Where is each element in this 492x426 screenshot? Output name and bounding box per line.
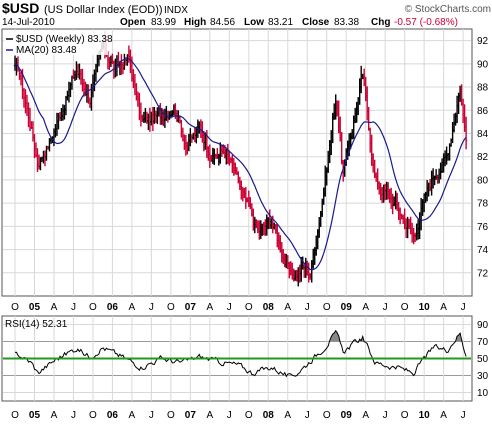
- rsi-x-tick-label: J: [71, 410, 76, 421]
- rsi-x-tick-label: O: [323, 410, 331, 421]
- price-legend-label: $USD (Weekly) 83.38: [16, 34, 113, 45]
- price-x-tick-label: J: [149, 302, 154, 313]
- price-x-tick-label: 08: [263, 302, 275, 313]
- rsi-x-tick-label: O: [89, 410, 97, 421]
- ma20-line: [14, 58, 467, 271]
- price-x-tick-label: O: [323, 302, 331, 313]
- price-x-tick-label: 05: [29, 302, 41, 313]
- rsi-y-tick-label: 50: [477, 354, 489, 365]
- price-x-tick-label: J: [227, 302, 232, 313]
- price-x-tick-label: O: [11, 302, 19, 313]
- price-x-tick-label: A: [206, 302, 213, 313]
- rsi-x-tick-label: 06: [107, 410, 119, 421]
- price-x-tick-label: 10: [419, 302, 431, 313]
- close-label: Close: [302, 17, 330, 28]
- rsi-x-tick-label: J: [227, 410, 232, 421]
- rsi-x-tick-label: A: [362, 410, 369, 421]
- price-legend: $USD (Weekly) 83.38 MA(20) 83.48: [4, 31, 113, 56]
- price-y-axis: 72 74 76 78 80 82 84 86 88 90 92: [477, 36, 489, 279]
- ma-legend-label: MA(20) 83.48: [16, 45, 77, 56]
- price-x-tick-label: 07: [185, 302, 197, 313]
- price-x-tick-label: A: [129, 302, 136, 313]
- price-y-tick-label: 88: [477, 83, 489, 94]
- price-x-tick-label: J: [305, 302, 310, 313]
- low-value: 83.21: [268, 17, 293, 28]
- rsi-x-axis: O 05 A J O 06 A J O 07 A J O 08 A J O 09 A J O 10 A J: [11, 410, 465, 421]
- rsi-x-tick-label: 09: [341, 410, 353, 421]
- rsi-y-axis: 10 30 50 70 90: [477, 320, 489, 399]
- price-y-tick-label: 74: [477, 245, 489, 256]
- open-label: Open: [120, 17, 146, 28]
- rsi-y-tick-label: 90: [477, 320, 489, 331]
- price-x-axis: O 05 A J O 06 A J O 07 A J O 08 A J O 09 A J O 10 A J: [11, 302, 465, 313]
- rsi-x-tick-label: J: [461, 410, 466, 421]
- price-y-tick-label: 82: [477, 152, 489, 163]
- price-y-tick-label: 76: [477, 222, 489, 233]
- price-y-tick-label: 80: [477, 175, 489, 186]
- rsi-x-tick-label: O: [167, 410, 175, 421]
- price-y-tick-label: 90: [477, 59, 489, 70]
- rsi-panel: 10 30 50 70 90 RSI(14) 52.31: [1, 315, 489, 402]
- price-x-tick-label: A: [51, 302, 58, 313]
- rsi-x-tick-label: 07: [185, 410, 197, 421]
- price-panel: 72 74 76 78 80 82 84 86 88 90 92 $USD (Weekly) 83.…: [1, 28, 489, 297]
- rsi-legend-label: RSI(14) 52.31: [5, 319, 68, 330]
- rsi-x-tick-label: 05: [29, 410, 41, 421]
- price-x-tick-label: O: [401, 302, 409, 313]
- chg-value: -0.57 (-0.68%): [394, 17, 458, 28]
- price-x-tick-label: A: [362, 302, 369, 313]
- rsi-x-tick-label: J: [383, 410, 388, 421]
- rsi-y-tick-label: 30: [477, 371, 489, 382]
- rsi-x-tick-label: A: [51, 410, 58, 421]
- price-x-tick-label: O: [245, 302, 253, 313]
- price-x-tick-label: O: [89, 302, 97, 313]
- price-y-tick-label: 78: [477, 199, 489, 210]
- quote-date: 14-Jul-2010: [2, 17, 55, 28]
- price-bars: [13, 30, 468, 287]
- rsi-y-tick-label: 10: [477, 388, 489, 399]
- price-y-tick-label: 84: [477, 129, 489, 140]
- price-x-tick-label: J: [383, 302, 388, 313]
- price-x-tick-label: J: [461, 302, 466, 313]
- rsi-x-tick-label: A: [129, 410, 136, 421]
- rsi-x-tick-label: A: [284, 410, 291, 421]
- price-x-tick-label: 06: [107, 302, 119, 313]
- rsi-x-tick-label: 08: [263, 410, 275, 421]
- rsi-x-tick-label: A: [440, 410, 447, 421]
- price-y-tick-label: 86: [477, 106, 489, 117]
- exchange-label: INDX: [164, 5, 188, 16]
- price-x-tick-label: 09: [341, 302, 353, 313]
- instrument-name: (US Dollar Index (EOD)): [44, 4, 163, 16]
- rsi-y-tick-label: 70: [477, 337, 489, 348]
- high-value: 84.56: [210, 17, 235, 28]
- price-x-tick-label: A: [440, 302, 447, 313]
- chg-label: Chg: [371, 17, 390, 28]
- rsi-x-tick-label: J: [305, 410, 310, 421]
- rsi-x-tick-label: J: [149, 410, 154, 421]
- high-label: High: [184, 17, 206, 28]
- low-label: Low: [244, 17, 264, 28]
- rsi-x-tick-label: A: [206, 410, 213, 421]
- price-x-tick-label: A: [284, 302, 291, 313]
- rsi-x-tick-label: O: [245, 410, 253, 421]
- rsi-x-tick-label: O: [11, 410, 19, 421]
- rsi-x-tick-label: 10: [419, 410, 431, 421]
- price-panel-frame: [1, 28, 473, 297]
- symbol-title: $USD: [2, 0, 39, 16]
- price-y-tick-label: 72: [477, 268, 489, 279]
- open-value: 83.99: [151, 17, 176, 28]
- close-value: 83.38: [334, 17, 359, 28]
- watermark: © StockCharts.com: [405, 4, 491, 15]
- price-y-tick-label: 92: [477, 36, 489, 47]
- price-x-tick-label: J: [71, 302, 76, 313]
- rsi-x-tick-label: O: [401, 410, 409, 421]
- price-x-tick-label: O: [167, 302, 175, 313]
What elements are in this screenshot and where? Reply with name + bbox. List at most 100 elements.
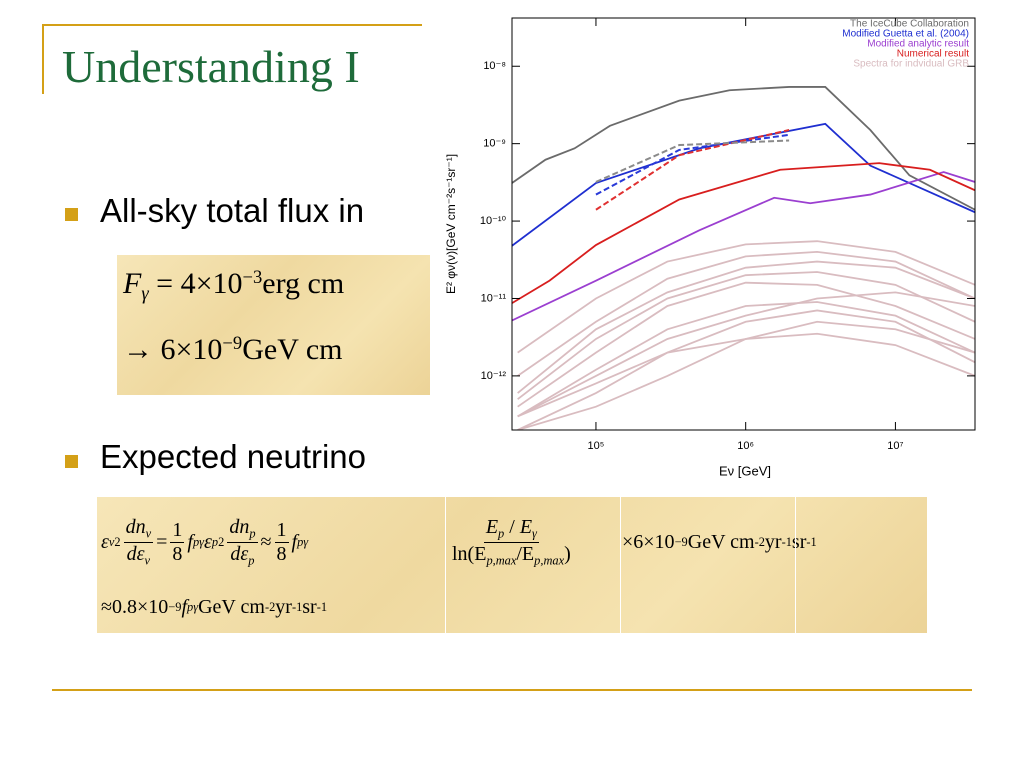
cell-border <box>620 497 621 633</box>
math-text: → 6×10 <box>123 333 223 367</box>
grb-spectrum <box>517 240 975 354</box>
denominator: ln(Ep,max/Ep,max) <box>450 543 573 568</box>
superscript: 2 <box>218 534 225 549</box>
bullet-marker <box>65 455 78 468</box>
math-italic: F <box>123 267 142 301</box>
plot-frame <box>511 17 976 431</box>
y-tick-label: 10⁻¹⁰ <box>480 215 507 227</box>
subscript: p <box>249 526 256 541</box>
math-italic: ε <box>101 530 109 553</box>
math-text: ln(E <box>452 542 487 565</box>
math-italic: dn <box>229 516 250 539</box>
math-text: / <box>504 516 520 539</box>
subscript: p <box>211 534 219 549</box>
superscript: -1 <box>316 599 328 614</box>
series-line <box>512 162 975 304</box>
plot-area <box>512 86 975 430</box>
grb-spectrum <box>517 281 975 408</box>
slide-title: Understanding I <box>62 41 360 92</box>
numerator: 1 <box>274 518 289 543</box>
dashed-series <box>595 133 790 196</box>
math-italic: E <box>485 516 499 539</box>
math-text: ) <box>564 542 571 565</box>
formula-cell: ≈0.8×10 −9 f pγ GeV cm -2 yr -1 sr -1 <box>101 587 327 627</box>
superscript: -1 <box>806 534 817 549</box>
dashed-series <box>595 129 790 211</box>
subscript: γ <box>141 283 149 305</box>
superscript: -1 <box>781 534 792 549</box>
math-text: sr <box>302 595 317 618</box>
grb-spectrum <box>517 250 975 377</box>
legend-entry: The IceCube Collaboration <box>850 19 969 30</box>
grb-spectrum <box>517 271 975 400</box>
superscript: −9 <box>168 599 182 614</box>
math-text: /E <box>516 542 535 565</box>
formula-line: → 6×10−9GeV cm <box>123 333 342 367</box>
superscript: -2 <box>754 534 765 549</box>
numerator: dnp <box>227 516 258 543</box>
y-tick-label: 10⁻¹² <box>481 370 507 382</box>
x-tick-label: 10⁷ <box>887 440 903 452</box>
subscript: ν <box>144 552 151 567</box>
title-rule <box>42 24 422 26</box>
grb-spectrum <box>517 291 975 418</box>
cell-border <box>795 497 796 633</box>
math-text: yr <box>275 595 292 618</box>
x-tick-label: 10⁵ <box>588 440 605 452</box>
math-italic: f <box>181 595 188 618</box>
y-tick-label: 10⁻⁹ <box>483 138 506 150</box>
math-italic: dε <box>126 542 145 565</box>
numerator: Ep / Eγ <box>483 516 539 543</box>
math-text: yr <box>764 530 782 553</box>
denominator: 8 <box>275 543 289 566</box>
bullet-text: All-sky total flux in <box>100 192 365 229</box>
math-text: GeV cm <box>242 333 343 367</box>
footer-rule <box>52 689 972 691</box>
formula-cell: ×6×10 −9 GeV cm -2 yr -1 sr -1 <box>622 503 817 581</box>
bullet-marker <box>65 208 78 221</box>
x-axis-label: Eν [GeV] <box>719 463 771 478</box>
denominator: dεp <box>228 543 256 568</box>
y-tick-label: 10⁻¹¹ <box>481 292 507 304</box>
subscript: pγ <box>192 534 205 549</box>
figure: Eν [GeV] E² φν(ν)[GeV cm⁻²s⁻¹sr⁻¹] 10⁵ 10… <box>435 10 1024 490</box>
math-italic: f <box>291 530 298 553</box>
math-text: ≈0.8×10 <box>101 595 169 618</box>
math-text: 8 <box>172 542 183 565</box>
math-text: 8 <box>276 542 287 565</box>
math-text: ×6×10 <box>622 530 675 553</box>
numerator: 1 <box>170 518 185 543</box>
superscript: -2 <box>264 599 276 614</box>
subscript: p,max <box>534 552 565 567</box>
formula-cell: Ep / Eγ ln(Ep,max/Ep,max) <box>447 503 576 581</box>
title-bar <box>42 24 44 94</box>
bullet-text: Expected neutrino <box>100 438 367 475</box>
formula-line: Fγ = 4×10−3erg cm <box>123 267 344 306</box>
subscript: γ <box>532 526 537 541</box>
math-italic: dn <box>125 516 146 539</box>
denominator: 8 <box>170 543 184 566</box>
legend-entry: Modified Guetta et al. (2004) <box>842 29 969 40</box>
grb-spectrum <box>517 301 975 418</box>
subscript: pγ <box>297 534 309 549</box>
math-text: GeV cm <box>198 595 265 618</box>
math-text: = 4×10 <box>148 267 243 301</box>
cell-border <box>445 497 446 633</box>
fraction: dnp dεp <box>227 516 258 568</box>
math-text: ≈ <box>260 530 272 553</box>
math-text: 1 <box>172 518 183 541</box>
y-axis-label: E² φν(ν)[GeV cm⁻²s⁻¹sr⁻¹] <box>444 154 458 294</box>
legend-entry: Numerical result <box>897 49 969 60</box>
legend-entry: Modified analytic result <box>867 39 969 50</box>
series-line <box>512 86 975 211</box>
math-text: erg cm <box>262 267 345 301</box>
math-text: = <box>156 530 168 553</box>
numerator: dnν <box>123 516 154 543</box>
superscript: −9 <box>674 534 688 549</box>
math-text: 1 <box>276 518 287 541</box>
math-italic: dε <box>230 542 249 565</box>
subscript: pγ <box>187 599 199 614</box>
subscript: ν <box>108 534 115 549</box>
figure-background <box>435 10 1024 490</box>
● ● ●
» **Exercise prompt**: Reproduce the lines of the records verbatim, starting at the line that contains "- rsi-x-tick-label: J: [71, 410, 76, 421]" and ending at the line that contains "- rsi-x-tick-label: 05: [29, 410, 41, 421]", both included.

» **Output for this task**:
- rsi-x-tick-label: J: [71, 410, 76, 421]
- rsi-x-tick-label: O: [323, 410, 331, 421]
- price-legend-label: $USD (Weekly) 83.38: [16, 34, 113, 45]
- price-x-tick-label: J: [149, 302, 154, 313]
- price-x-tick-label: 08: [263, 302, 275, 313]
- rsi-x-tick-label: O: [89, 410, 97, 421]
- ma20-line: [14, 58, 467, 271]
- price-x-tick-label: O: [323, 302, 331, 313]
- price-x-tick-label: 05: [29, 302, 41, 313]
- rsi-y-tick-label: 50: [477, 354, 489, 365]
- price-x-tick-label: J: [227, 302, 232, 313]
- price-x-tick-label: O: [11, 302, 19, 313]
- price-x-tick-label: A: [206, 302, 213, 313]
- rsi-x-tick-label: 06: [107, 410, 119, 421]
- price-x-tick-label: 10: [419, 302, 431, 313]
- close-label: Close: [302, 17, 330, 28]
- rsi-x-tick-label: J: [227, 410, 232, 421]
- rsi-x-tick-label: A: [362, 410, 369, 421]
- price-legend: $USD (Weekly) 83.38 MA(20) 83.48: [4, 31, 113, 56]
- price-y-axis: 72 74 76 78 80 82 84 86 88 90 92: [477, 36, 489, 279]
- ma-legend-label: MA(20) 83.48: [16, 45, 77, 56]
- price-x-tick-label: 07: [185, 302, 197, 313]
- price-x-tick-label: A: [129, 302, 136, 313]
- price-y-tick-label: 88: [477, 83, 489, 94]
- price-x-tick-label: J: [305, 302, 310, 313]
- low-value: 83.21: [268, 17, 293, 28]
- rsi-x-axis: O 05 A J O 06 A J O 07 A J O 08 A J O 09 A J O 10 A J: [11, 410, 465, 421]
- rsi-x-tick-label: 09: [341, 410, 353, 421]
- rsi-y-axis: 10 30 50 70 90: [477, 320, 489, 399]
- price-y-tick-label: 74: [477, 245, 489, 256]
- open-label: Open: [120, 17, 146, 28]
- rsi-y-tick-label: 90: [477, 320, 489, 331]
- price-x-axis: O 05 A J O 06 A J O 07 A J O 08 A J O 09 A J O 10 A J: [11, 302, 465, 313]
- rsi-x-tick-label: J: [461, 410, 466, 421]
- price-y-tick-label: 82: [477, 152, 489, 163]
- price-y-tick-label: 76: [477, 222, 489, 233]
- price-y-tick-label: 80: [477, 175, 489, 186]
- rsi-x-tick-label: O: [167, 410, 175, 421]
- price-y-tick-label: 90: [477, 59, 489, 70]
- rsi-panel: 10 30 50 70 90 RSI(14) 52.31: [1, 315, 489, 402]
- price-x-tick-label: A: [51, 302, 58, 313]
- rsi-x-tick-label: 07: [185, 410, 197, 421]
- price-panel: 72 74 76 78 80 82 84 86 88 90 92 $USD (Weekly) 83.…: [1, 28, 489, 297]
- rsi-legend-label: RSI(14) 52.31: [5, 319, 68, 330]
- rsi-x-tick-label: 05: [29, 410, 41, 421]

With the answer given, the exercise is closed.